(Set task) Write out the data below in full. Keep it exact.

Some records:
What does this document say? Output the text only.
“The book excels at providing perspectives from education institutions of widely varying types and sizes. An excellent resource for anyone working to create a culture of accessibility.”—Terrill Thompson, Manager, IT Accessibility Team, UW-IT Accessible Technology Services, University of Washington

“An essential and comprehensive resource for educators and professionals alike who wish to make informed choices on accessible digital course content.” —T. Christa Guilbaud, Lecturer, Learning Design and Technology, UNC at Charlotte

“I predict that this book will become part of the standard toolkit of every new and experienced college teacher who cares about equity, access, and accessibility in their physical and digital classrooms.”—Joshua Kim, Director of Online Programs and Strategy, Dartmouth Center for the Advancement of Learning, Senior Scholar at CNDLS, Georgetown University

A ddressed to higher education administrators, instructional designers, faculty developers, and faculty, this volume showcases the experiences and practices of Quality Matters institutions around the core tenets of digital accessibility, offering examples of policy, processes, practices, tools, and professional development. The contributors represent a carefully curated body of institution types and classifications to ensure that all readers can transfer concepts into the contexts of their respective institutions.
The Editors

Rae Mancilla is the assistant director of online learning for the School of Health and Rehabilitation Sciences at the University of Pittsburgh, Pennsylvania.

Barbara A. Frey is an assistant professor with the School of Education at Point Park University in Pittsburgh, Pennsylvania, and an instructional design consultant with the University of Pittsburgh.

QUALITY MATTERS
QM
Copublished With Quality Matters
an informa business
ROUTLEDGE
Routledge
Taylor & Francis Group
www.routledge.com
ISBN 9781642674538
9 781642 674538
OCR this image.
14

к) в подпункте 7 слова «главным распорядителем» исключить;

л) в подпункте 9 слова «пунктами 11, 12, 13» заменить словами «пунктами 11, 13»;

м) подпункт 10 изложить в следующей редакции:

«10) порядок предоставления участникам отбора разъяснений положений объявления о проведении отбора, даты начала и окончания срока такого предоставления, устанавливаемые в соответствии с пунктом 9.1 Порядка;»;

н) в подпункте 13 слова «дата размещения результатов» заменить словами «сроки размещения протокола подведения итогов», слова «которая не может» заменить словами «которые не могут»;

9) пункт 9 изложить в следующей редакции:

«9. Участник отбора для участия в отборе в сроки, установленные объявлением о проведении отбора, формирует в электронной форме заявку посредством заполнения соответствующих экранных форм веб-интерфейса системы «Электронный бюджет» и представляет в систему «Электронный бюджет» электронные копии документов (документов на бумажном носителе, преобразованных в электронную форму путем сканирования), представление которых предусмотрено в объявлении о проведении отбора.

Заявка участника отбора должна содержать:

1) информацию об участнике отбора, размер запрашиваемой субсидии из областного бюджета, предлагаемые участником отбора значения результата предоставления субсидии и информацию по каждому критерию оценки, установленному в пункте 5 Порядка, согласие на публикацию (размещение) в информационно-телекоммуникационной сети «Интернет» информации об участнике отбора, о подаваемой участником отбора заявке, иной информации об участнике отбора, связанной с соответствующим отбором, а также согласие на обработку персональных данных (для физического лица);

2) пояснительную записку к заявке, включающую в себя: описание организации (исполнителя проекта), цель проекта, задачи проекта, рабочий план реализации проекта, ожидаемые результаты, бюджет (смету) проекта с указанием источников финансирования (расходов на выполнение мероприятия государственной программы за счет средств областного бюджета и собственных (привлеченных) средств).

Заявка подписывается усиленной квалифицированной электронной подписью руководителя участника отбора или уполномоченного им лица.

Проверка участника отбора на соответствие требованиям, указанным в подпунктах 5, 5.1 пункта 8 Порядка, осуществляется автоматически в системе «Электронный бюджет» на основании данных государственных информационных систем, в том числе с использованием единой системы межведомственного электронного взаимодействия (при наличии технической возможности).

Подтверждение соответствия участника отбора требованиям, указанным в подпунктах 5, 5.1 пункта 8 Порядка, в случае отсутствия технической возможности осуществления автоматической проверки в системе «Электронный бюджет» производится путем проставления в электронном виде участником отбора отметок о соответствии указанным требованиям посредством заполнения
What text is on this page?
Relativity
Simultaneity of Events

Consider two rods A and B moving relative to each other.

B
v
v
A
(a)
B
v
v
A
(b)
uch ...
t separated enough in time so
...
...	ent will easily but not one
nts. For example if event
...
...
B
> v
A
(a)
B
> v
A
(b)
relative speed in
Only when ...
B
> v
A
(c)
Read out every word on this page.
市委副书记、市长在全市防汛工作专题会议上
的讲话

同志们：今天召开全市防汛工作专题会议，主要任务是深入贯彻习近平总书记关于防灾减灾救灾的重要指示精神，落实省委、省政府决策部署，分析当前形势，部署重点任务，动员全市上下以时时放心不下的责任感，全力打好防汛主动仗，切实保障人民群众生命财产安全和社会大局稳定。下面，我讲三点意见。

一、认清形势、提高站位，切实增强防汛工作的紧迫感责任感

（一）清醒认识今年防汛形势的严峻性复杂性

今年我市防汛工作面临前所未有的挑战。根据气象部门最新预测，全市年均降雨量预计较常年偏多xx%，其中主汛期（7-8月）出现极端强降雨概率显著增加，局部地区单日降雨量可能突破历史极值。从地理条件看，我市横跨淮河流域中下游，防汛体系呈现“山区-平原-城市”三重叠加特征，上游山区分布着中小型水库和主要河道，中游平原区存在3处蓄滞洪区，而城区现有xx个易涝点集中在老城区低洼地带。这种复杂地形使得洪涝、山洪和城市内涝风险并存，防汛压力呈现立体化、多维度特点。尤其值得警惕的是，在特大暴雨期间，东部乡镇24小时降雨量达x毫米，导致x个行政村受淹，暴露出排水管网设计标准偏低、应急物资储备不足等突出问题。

(Task solution)
What does this document say? Output the text only.
“The book excels at providing perspectives from education institutions of widely varying types and sizes. An excellent resource for anyone working to create a culture of accessibility.”—Terrill Thompson, Manager, IT Accessibility Team, UW-IT Accessible Technology Services, University of Washington

“An essential and comprehensive resource for educators and professionals alike who wish to make informed choices on accessible digital course content.” —T. Christa Guilbaud, Lecturer, Learning Design and Technology, UNC at Charlotte

“I predict that this book will become part of the standard toolkit of every new and experienced college teacher who cares about equity, access, and accessibility in their physical and digital classrooms.”—Joshua Kim, Director of Online Programs and Strategy, Dartmouth Center for the Advancement of Learning, Senior Scholar at CNDLS, Georgetown University

A ddressed to higher education administrators, instructional designers, faculty developers, and faculty, this volume showcases the experiences and practices of Quality Matters institutions around the core tenets of digital accessibility, offering examples of policy, processes, practices, tools, and professional development. The contributors represent a carefully curated body of institution types and classifications to ensure that all readers can transfer concepts into the contexts of their respective institutions.
The Editors

Rae Mancilla is the assistant director of online learning for the School of Health and Rehabilitation Sciences at the University of Pittsburgh, Pennsylvania.

Barbara A. Frey is an assistant professor with the School of Education at Point Park University in Pittsburgh, Pennsylvania, and an instructional design consultant with the University of Pittsburgh.

QUALITY MATTERS
QM
Copublished With Quality Matters
an informa business
ROUTLEDGE
Routledge
Taylor & Francis Group
www.routledge.com
ISBN 9781642674538
9 781642 674538
OCR this image.
14

к) в подпункте 7 слова «главным распорядителем» исключить;

л) в подпункте 9 слова «пунктами 11, 12, 13» заменить словами «пунктами 11, 13»;

м) подпункт 10 изложить в следующей редакции:

«10) порядок предоставления участникам отбора разъяснений положений объявления о проведении отбора, даты начала и окончания срока такого предоставления, устанавливаемые в соответствии с пунктом 9.1 Порядка;»;

н) в подпункте 13 слова «дата размещения результатов» заменить словами «сроки размещения протокола подведения итогов», слова «которая не может» заменить словами «которые не могут»;

9) пункт 9 изложить в следующей редакции:

«9. Участник отбора для участия в отборе в сроки, установленные объявлением о проведении отбора, формирует в электронной форме заявку посредством заполнения соответствующих экранных форм веб-интерфейса системы «Электронный бюджет» и представляет в систему «Электронный бюджет» электронные копии документов (документов на бумажном носителе, преобразованных в электронную форму путем сканирования), представление которых предусмотрено в объявлении о проведении отбора.

Заявка участника отбора должна содержать:

1) информацию об участнике отбора, размер запрашиваемой субсидии из областного бюджета, предлагаемые участником отбора значения результата предоставления субсидии и информацию по каждому критерию оценки, установленному в пункте 5 Порядка, согласие на публикацию (размещение) в информационно-телекоммуникационной сети «Интернет» информации об участнике отбора, о подаваемой участником отбора заявке, иной информации об участнике отбора, связанной с соответствующим отбором, а также согласие на обработку персональных данных (для физического лица);

2) пояснительную записку к заявке, включающую в себя: описание организации (исполнителя проекта), цель проекта, задачи проекта, рабочий план реализации проекта, ожидаемые результаты, бюджет (смету) проекта с указанием источников финансирования (расходов на выполнение мероприятия государственной программы за счет средств областного бюджета и собственных (привлеченных) средств).

Заявка подписывается усиленной квалифицированной электронной подписью руководителя участника отбора или уполномоченного им лица.

Проверка участника отбора на соответствие требованиям, указанным в подпунктах 5, 5.1 пункта 8 Порядка, осуществляется автоматически в системе «Электронный бюджет» на основании данных государственных информационных систем, в том числе с использованием единой системы межведомственного электронного взаимодействия (при наличии технической возможности).

Подтверждение соответствия участника отбора требованиям, указанным в подпунктах 5, 5.1 пункта 8 Порядка, в случае отсутствия технической возможности осуществления автоматической проверки в системе «Электронный бюджет» производится путем проставления в электронном виде участником отбора отметок о соответствии указанным требованиям посредством заполнения
What text is on this page?
Relativity
Simultaneity of Events

Consider two rods A and B moving relative to each other.

B
v
v
A
(a)
B
v
v
A
(b)
uch ...
t separated enough in time so
...
...	ent will easily but not one
nts. For example if event
...
...
B
> v
A
(a)
B
> v
A
(b)
relative speed in
Only when ...
B
> v
A
(c)
Read out every word on this page.
市委副书记、市长在全市防汛工作专题会议上
的讲话

同志们：今天召开全市防汛工作专题会议，主要任务是深入贯彻习近平总书记关于防灾减灾救灾的重要指示精神，落实省委、省政府决策部署，分析当前形势，部署重点任务，动员全市上下以时时放心不下的责任感，全力打好防汛主动仗，切实保障人民群众生命财产安全和社会大局稳定。下面，我讲三点意见。

一、认清形势、提高站位，切实增强防汛工作的紧迫感责任感

（一）清醒认识今年防汛形势的严峻性复杂性

今年我市防汛工作面临前所未有的挑战。根据气象部门最新预测，全市年均降雨量预计较常年偏多xx%，其中主汛期（7-8月）出现极端强降雨概率显著增加，局部地区单日降雨量可能突破历史极值。从地理条件看，我市横跨淮河流域中下游，防汛体系呈现“山区-平原-城市”三重叠加特征，上游山区分布着中小型水库和主要河道，中游平原区存在3处蓄滞洪区，而城区现有xx个易涝点集中在老城区低洼地带。这种复杂地形使得洪涝、山洪和城市内涝风险并存，防汛压力呈现立体化、多维度特点。尤其值得警惕的是，在特大暴雨期间，东部乡镇24小时降雨量达x毫米，导致x个行政村受淹，暴露出排水管网设计标准偏低、应急物资储备不足等突出问题。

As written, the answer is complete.